-- TASK DIRECTIONS --
Scan the material and copy every line in which "this" appears.

· · ·

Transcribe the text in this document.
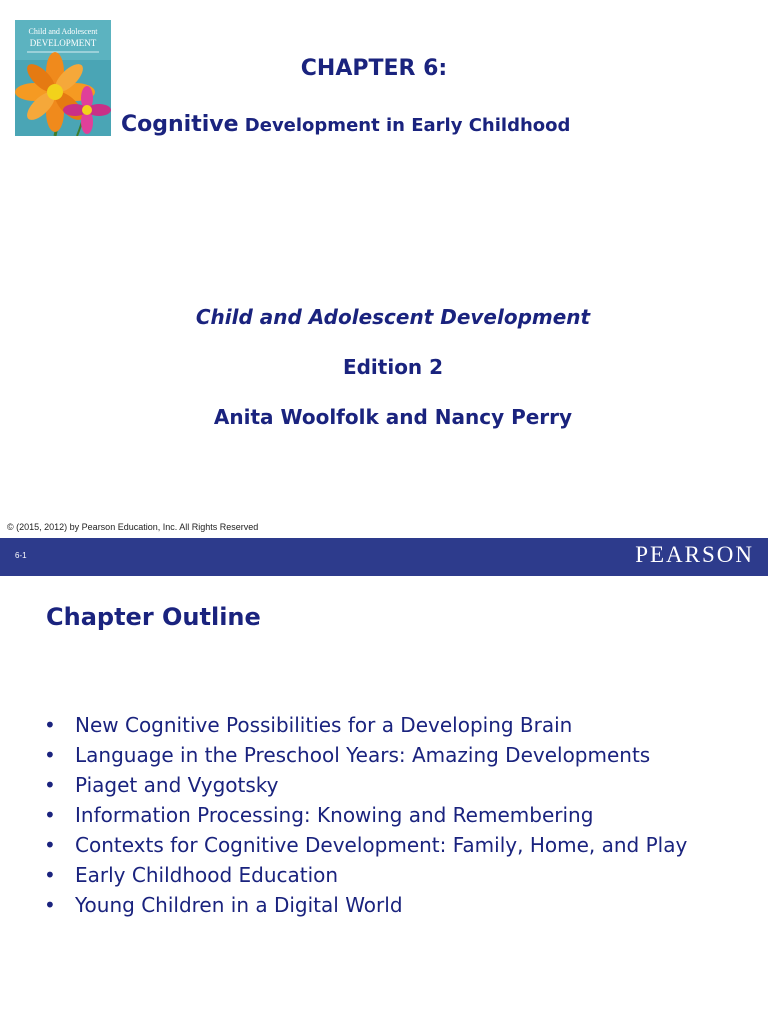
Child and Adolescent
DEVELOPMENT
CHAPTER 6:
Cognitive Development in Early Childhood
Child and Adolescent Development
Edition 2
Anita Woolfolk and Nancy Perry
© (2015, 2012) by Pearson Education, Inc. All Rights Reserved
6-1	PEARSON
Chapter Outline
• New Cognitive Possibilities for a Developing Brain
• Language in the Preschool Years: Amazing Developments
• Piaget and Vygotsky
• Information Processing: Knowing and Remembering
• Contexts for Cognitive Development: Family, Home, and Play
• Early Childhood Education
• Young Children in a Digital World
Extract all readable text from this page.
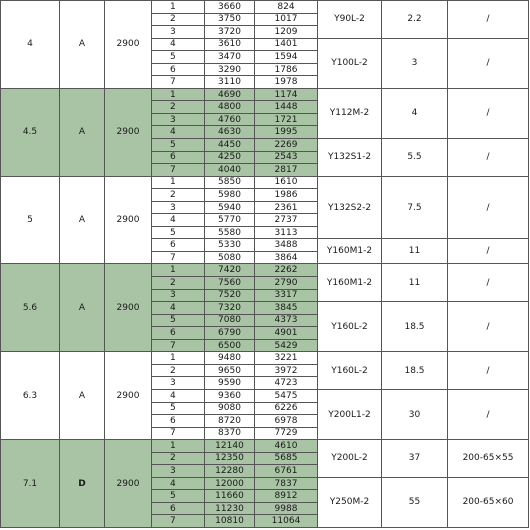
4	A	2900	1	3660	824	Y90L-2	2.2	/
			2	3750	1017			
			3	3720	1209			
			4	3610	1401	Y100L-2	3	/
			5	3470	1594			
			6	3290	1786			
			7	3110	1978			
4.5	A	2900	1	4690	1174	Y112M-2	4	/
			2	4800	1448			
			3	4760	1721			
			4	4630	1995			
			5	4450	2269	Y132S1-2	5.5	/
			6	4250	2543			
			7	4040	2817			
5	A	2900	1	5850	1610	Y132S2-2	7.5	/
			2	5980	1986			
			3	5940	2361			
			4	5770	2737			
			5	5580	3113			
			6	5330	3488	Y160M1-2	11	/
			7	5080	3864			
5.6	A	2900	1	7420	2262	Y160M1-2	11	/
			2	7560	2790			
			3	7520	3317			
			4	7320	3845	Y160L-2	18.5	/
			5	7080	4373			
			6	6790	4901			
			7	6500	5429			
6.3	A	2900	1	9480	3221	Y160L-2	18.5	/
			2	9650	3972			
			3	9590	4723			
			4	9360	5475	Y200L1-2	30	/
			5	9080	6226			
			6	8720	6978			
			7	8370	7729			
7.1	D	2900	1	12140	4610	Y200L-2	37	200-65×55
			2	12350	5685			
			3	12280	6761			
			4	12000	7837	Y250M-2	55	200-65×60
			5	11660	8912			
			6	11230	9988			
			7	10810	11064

· · ·

-- THE COMPLETED TASK --
Transcribe the text in this document.
Extract all readable text from this page.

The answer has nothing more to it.